» **WRITTEN PROBLEM**
Look through the listing below and work out how many of its lines hold the word "screenshot". Give only the number.

» **INPUT DATA**
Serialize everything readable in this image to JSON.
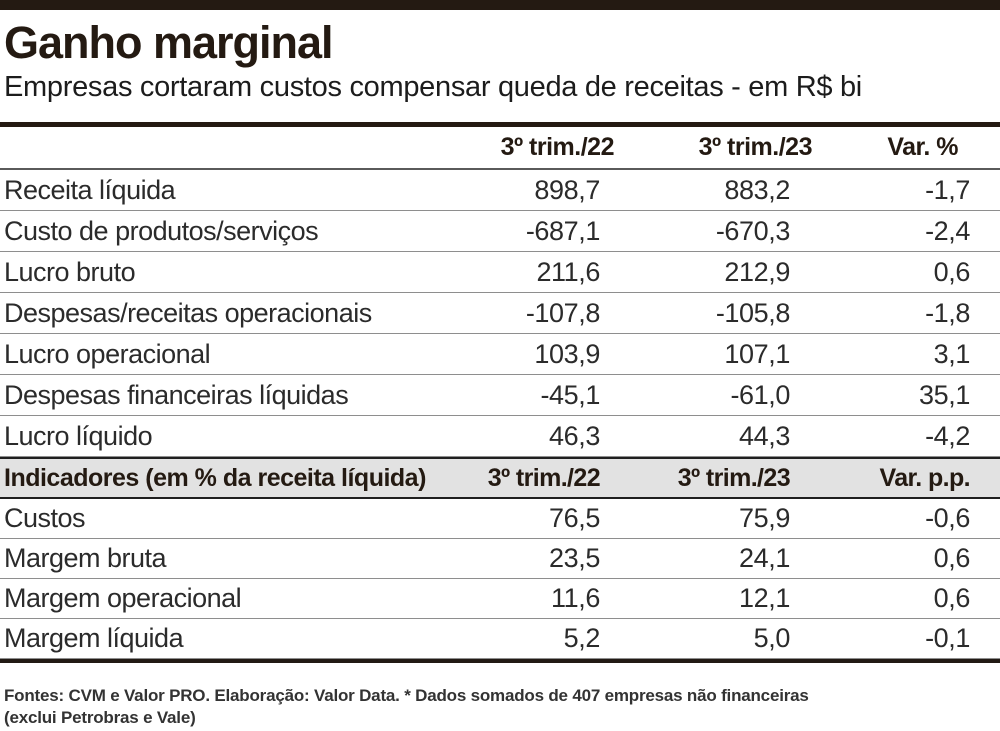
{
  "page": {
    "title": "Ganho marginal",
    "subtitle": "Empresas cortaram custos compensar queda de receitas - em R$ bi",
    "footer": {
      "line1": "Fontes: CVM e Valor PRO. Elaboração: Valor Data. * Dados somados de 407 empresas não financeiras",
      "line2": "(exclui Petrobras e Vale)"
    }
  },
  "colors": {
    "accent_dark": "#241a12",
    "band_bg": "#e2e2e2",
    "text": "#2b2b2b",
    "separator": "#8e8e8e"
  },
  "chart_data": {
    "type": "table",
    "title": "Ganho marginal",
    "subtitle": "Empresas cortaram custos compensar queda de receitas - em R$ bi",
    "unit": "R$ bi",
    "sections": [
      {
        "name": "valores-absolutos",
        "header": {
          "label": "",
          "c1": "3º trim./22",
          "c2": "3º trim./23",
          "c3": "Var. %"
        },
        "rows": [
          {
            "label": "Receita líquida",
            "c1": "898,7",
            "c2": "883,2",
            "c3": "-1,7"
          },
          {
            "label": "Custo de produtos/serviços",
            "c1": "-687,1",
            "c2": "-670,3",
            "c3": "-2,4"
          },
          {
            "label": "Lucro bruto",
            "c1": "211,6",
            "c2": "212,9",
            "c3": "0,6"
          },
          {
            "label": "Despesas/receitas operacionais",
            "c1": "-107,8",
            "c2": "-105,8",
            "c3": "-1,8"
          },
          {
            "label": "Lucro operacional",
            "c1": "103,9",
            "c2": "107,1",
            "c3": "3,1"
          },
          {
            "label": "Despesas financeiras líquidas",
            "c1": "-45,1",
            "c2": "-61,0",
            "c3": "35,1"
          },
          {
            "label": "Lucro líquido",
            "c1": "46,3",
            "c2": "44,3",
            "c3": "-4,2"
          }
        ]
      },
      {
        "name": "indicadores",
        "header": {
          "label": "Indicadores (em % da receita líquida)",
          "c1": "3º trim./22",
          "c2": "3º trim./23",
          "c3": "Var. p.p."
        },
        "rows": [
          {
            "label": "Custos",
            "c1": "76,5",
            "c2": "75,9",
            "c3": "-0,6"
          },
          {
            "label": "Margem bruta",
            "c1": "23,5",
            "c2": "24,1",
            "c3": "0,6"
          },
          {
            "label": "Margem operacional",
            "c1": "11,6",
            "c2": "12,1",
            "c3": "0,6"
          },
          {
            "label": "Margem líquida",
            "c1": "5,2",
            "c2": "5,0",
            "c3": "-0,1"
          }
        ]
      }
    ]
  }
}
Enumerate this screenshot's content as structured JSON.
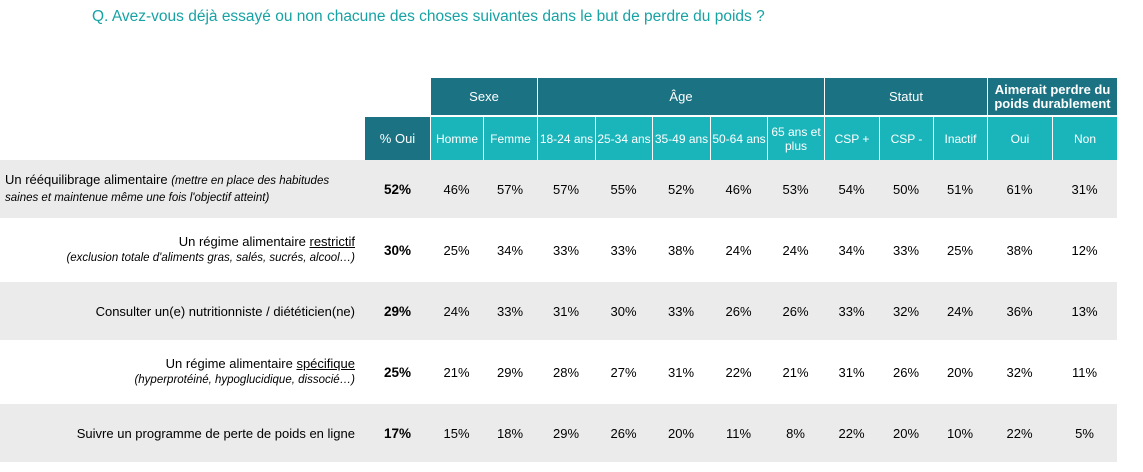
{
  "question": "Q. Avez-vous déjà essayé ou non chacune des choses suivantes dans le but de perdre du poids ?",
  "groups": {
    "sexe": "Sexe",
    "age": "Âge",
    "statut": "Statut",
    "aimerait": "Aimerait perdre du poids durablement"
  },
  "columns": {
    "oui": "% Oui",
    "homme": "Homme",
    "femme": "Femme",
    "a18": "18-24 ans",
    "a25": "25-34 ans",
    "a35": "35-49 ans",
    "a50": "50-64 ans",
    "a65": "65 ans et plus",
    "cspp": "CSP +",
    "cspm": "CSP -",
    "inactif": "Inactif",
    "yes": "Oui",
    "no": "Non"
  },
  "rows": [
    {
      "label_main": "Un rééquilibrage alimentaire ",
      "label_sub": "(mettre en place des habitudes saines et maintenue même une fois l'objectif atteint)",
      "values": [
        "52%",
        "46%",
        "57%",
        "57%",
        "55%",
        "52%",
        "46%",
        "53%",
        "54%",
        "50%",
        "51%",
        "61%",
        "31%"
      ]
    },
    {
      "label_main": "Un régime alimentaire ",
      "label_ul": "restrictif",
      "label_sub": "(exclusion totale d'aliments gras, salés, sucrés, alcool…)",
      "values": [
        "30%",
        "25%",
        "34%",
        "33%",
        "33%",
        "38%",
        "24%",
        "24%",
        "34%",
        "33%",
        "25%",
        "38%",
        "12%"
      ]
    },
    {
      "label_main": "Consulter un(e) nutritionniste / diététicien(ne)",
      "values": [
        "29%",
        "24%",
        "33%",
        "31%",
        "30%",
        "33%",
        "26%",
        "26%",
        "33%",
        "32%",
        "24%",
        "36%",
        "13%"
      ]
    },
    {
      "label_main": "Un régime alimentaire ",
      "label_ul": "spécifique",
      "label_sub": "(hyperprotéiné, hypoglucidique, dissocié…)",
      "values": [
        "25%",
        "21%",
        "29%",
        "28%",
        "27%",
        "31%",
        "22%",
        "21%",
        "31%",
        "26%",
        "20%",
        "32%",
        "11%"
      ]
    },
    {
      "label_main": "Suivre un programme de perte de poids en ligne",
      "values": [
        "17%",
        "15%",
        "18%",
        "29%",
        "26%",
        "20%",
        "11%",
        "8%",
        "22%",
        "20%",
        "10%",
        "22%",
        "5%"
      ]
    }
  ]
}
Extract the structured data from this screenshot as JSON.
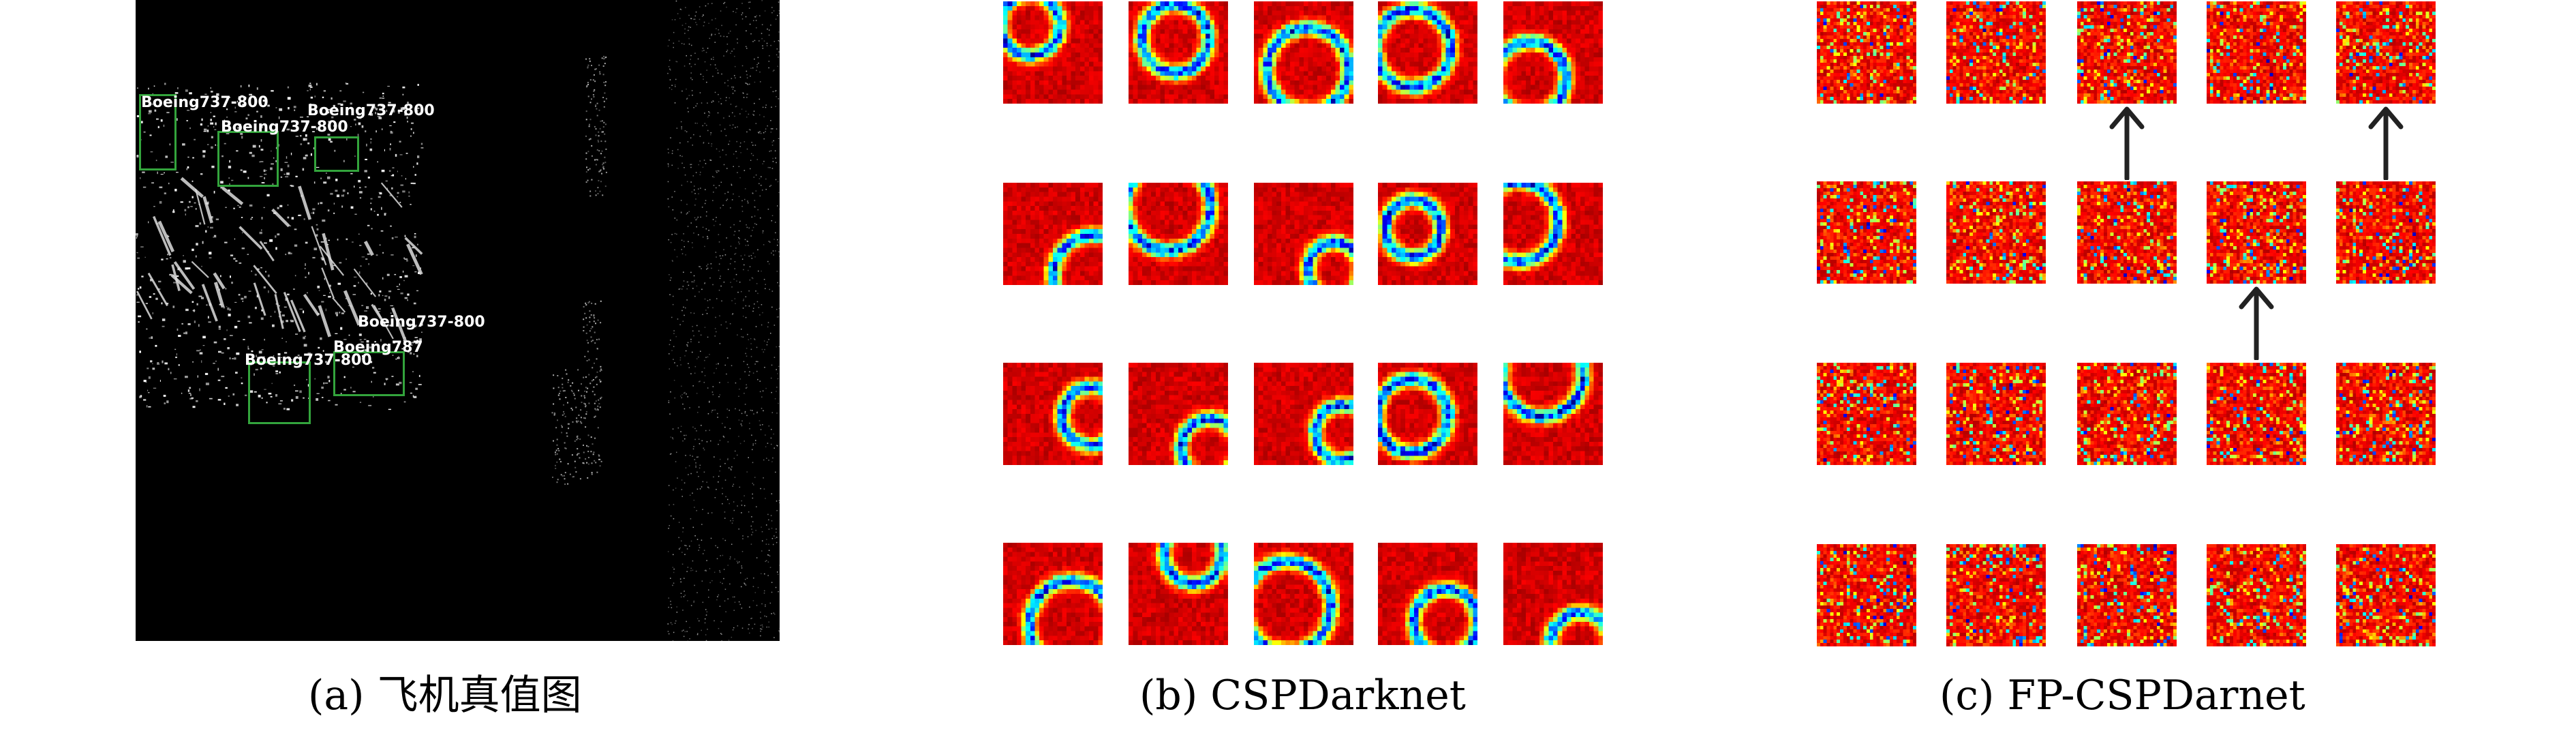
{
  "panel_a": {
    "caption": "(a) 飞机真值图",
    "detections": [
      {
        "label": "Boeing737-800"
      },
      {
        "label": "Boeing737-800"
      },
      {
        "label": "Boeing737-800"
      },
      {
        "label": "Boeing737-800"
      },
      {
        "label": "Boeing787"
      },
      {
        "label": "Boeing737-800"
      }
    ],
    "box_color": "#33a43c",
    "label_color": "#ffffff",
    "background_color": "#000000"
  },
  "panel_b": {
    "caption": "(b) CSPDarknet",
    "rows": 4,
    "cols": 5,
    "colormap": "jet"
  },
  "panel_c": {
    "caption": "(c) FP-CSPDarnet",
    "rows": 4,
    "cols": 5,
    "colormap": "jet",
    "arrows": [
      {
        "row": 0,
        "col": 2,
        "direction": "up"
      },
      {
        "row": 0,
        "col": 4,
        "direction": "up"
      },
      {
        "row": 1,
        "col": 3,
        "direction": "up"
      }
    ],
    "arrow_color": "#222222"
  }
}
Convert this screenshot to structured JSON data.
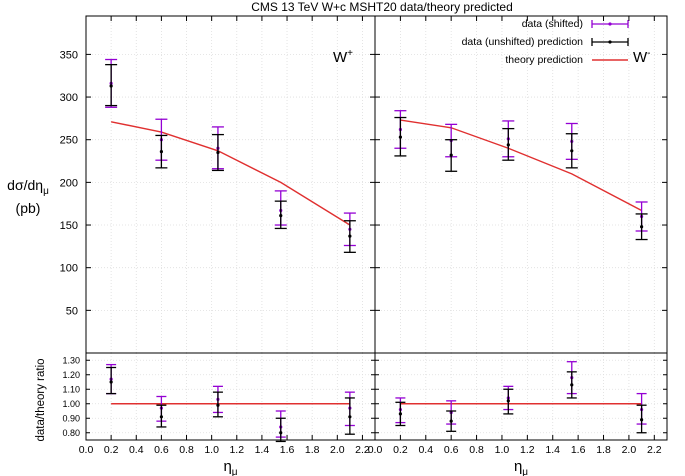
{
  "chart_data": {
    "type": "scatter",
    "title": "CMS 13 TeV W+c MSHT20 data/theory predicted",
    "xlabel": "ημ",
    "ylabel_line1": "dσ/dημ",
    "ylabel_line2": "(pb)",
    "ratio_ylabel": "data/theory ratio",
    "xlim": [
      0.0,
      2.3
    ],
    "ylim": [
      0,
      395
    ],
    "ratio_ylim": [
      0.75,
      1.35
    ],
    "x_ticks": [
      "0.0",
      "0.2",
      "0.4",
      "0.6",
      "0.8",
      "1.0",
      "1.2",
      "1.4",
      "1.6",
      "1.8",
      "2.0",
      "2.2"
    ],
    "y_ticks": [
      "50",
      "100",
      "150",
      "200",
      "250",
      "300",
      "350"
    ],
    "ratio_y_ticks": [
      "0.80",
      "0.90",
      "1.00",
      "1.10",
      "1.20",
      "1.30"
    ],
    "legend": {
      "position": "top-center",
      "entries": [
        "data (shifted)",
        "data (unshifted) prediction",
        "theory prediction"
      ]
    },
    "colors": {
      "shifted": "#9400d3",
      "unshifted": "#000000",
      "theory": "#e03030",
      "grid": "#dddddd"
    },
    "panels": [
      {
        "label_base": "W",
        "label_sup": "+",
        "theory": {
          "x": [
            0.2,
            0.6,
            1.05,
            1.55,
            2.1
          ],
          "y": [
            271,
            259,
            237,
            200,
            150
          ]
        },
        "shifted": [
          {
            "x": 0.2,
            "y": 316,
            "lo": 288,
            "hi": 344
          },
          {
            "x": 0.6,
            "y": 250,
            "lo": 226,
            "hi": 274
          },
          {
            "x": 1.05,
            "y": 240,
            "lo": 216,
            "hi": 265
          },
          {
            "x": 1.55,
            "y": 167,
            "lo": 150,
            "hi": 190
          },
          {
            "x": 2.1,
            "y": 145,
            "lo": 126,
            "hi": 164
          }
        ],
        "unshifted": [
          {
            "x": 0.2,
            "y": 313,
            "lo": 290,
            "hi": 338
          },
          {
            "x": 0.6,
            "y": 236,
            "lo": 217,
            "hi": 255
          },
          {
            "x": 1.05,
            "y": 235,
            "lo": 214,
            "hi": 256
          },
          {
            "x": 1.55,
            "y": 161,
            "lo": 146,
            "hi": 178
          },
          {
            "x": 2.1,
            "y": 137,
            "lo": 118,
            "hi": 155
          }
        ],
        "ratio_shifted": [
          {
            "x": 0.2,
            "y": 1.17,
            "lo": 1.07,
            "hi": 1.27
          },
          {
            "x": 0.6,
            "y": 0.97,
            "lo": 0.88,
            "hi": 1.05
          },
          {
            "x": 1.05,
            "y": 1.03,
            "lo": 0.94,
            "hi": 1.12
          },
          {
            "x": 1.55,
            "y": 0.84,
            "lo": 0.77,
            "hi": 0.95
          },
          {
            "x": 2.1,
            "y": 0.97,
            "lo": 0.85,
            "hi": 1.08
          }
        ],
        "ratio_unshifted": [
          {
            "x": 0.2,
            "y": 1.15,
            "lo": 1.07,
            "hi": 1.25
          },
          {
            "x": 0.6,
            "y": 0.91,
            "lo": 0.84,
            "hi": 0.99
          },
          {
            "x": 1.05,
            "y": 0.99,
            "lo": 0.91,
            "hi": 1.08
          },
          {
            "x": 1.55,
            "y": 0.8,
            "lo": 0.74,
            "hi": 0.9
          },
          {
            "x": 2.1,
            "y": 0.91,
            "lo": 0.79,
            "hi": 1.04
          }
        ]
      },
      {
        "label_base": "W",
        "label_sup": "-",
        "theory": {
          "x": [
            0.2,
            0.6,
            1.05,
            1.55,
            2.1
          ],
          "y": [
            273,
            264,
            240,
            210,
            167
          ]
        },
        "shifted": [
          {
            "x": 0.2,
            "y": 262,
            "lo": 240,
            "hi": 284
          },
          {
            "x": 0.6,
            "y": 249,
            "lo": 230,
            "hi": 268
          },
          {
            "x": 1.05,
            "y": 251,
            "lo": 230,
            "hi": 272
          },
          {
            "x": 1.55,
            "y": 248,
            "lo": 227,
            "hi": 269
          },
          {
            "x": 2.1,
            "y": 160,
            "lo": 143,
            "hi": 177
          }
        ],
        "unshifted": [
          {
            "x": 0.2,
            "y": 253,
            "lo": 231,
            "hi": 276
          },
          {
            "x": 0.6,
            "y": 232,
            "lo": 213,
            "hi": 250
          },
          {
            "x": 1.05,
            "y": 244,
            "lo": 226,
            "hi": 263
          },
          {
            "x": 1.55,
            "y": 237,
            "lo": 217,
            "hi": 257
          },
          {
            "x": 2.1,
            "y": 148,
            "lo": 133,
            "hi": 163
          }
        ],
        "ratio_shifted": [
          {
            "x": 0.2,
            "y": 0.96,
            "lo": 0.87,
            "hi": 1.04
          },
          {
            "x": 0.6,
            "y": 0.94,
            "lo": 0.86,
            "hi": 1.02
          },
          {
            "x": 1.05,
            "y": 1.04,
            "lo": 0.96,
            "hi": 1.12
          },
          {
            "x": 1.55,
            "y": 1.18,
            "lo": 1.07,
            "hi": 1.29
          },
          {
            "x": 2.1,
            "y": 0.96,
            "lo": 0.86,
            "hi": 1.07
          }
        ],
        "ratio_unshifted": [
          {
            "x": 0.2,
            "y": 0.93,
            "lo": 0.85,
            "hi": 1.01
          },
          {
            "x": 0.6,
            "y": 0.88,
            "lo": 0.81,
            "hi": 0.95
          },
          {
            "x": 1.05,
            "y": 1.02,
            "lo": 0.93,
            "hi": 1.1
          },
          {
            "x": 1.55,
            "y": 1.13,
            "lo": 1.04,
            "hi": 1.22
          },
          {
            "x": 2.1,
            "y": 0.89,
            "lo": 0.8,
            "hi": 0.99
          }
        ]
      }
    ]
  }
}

» **WRITTEN RESPONSE**
3